#### [Brano scelto]
Summa Teologica - I-II

Indice

Articolo 2 - Se le virtù morali siano distinte dalle virtù intellettuali

In 3 Sent., d. 23, q. 1, a. 4, sol. 2; De Virt., q. 1, a. 12; In 1 Ethic., lect. 20

Pare che le virtù morali non siano distinte dalle virtù intellettuali.

Infatti:

1. Scrive S. Agostino [ De civ. Dei 4,21; 22,24 ] che « la virtù è l'arte di vivere bene ».

Ma l'arte è una virtù intellettuale.

Quindi le virtù morali non sono distinte dalle virtù intellettuali.

2. Molti parlano di scienza nel definire le virtù morali: alcuni, p. es., dicono che la perseveranza è « la scienza o l'abito delle cose in cui si deve o non si deve persistere »; e dicono che la santità è « la scienza che rende fedeli e osservanti rispetto ai diritti di Dio ».

Ora, la scienza è una virtù intellettuale.

Perciò le virtù morali non devono essere distinte da quelle intellettuali.

3. S. Agostino [ Solil. 1,6.12 ] scrive che « la virtù è la ragione retta e perfetta »

Ma questo è proprio delle virtù intellettuali, come dimostra Aristotele [ Ethic. 6,13 ].

Quindi le virtù morali non sono distinte da quelle intellettuali.

4. Nessuna cosa è distinta da ciò che fa parte della sua definizione.

Ma le virtù intellettuali rientrano nella definizione delle virtù morali: infatti il Filosofo [ Ethic. 2,6 ] insegna che « la virtù morale è un abito che ha il compito di scegliere stando nel giusto mezzo fissato dalla ragione, secondo che l'uomo saggio avrà determinato ».

Ora, tale retta ragione che determina il giusto mezzo della virtù morale, sempre secondo Aristotele [ Ethic. 6,13 ], appartiene a una virtù intellettuale.

Quindi le virtù morali non si distinguono da quelle intellettuali.

In contrario:

Aristotele [ Ethic. 1,13 ] ha scritto: « Le virtù si dividono secondo questa differenza: alcune di esse si dicono intellettuali e altre morali ».

Dimostrazione:

Il primo principio di tutto l'agire umano è la ragione, e qualsiasi altro principio in qualche modo deve obbedire alla ragione: però in maniera diversa.

#### [Cosa fare]
A. Copia dal brano sulle virtù il passo che va da "Ma l'arte è" fino a "Ethic. 6,13 ].".
B. Nel punto 1 del brano sulle virtù, che cosa è la virtù secondo la citazione di S. Agostino?
C. Prosegui il brano sulle virtù a partire dall'ultima frase riportata.
L'elenco non ha alcun legame con il brano sulle virtù.

#### [Dati forniti]
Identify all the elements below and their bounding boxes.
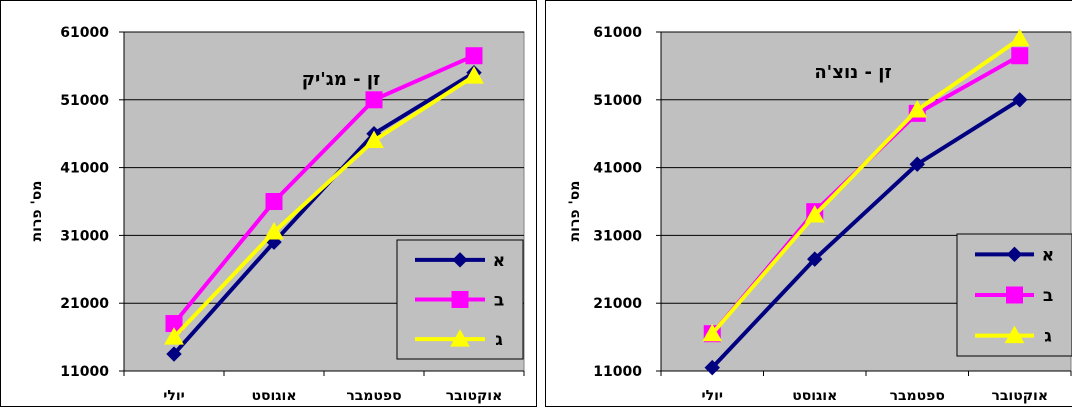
y-tick-label: 41000 xyxy=(593,161,642,177)
y-tick-label: 31000 xyxy=(60,228,109,244)
legend-label: ב xyxy=(494,291,504,311)
series-3 xyxy=(164,66,484,345)
x-tick-label: אוגוסט xyxy=(251,388,296,404)
legend-marker xyxy=(1006,286,1023,304)
data-point xyxy=(264,221,284,240)
data-point xyxy=(166,346,182,362)
data-point xyxy=(1011,47,1029,65)
line-chart-right: 11000 21000 31000 41000 51000 61000 יולי אוגוסט… xyxy=(567,25,1072,404)
x-tick-label: אוגוסט xyxy=(792,388,837,404)
legend-marker xyxy=(451,291,469,308)
y-tick-label: 51000 xyxy=(60,93,109,109)
y-tick-label: 21000 xyxy=(60,296,109,312)
y-tick-label: 41000 xyxy=(60,161,109,177)
y-tick-label: 11000 xyxy=(60,364,109,380)
data-point xyxy=(464,66,484,84)
chart-title: זן - נוצ'ה xyxy=(814,62,891,83)
y-axis-label: מס' פרות xyxy=(567,181,583,242)
data-point xyxy=(909,156,925,172)
y-tick-label: 61000 xyxy=(593,25,642,41)
data-point xyxy=(1012,92,1028,108)
y-axis-label: מס' פרות xyxy=(29,181,45,242)
data-point xyxy=(702,323,723,342)
data-point xyxy=(804,205,825,223)
chart-panel-left: 11000 21000 31000 41000 51000 61000 יולי אוגוסט… xyxy=(0,0,537,407)
series-3 xyxy=(702,28,1030,342)
x-tick-label: ספטמבר xyxy=(890,388,945,404)
x-tick-label: ספטמבר xyxy=(346,388,401,404)
series-line xyxy=(710,37,1021,336)
series-line xyxy=(172,53,475,325)
legend-label: א xyxy=(493,251,505,271)
y-tick-label: 51000 xyxy=(593,93,642,109)
data-point xyxy=(704,359,720,376)
data-point xyxy=(907,99,928,118)
x-tick-label: אוקטובר xyxy=(991,388,1048,404)
data-point xyxy=(465,47,483,65)
data-point xyxy=(807,251,823,267)
legend-marker xyxy=(1006,246,1023,263)
legend-label: ג xyxy=(495,330,503,350)
data-point xyxy=(1009,28,1030,47)
legend-marker xyxy=(450,329,470,347)
data-point xyxy=(364,130,384,148)
legend-marker xyxy=(452,252,468,268)
x-tick-label: יולי xyxy=(701,388,723,404)
series-line xyxy=(710,98,1021,369)
y-tick-label: 61000 xyxy=(60,25,109,41)
x-tick-label: יולי xyxy=(163,388,185,404)
legend-label: ב xyxy=(1043,286,1053,306)
data-point xyxy=(365,91,383,109)
data-point xyxy=(164,327,184,345)
data-point xyxy=(265,193,283,210)
legend-label: ג xyxy=(1044,327,1052,347)
line-chart-left: 11000 21000 31000 41000 51000 61000 יולי אוגוסט… xyxy=(29,25,525,404)
series-line xyxy=(172,74,476,339)
x-tick-label: אוקטובר xyxy=(446,388,503,404)
legend-marker xyxy=(1004,325,1025,344)
y-tick-label: 11000 xyxy=(593,364,642,380)
chart-title: זן - מג'יק xyxy=(302,69,381,90)
y-tick-label: 21000 xyxy=(593,296,642,312)
legend-label: א xyxy=(1042,245,1054,265)
chart-panel-right: 11000 21000 31000 41000 51000 61000 יולי אוגוסט… xyxy=(545,0,1072,407)
series-1 xyxy=(704,92,1028,376)
y-tick-label: 31000 xyxy=(593,228,642,244)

#### [Risultati attesi]
A.
Ma l'arte è una virtù intellettuale.

Quindi le virtù morali non sono distinte dalle virtù intellettuali.

2. Molti parlano di scienza nel definire le virtù morali: alcuni, p. es., dicono che la perseveranza è « la scienza o l'abito delle cose in cui si deve o non si deve persistere »; e dicono che la santità è « la scienza che rende fedeli e osservanti rispetto ai diritti di Dio ».

Ora, la scienza è una virtù intellettuale.

Perciò le virtù morali non devono essere distinte da quelle intellettuali.

3. S. Agostino [ Solil. 1,6.12 ] scrive che « la virtù è la ragione retta e perfetta »

Ma questo è proprio delle virtù intellettuali, come dimostra Aristotele [ Ethic. 6,13 ].

B. L'arte di vivere bene.

C.
Infatti alcune potenze obbediscono pienamente alla ragione, senza contraddire, come accade per le membra del corpo se si trovano nelle loro condizioni naturali: la mano e il piede infatti si muovono subito ad agire sotto il comando della ragione.

Per questo il Filosofo [ Polit. 1,2 ] afferma che « l'anima governa il corpo con un dominio dispotico », cioè come uno schiavo, il quale non ha il diritto di contraddire il suo padrone.

Ora, ci furono alcuni i quali sostennero che tutti i princìpi operativi dell'uomo si trovano in queste condizioni rispetto alla ragione.

Se dunque ciò fosse vero basterebbe, per agire bene, che fosse perfetta la ragione.

Per cui, essendo la virtù l'abito che ci rende perfetti in ordine al ben operare, essa verrebbe a trovarsi nella sola ragione: e così non esisterebbero altro che virtù intellettuali.

E questa fu l'opinione di Socrate, il quale insegnava che « tutte le virtù sono saggezza », come riferisce Aristotele [ Ethic. 6,13 ].

Per cui riteneva che un uomo provvisto di scienza non può peccare, e che chiunque pecca, pecca per ignoranza.

Ma ciò deriva da una falsa supposizione.

Infatti la parte appetitiva non obbedisce pienamente alla ragione con assoluta docilità, ma con una certa opposizione: per cui il Filosofo [ Polit. 1,2 ] può scrivere che « la ragione comanda alla parte appetitiva con un dominio politico », come quello sugli uomini liberi, i quali hanno il diritto di contraddire.

E S. Agostino [ Enarr. in Ps. 119,20 ] nota che « spesso l'intelletto precede, ma l'affetto si attarda o non segue affatto »: fino al punto che talora le passioni e le abitudini della parte appetitiva ostacolano l'uso della ragione nel giudicare dei singolari.

E in questi casi è vero in qualche modo quanto diceva Socrate, cioè che la presenza del sapere avrebbe impedito il peccato: purché ciò si estenda all'uso della ragione nell'atto di scegliere un bene particolare.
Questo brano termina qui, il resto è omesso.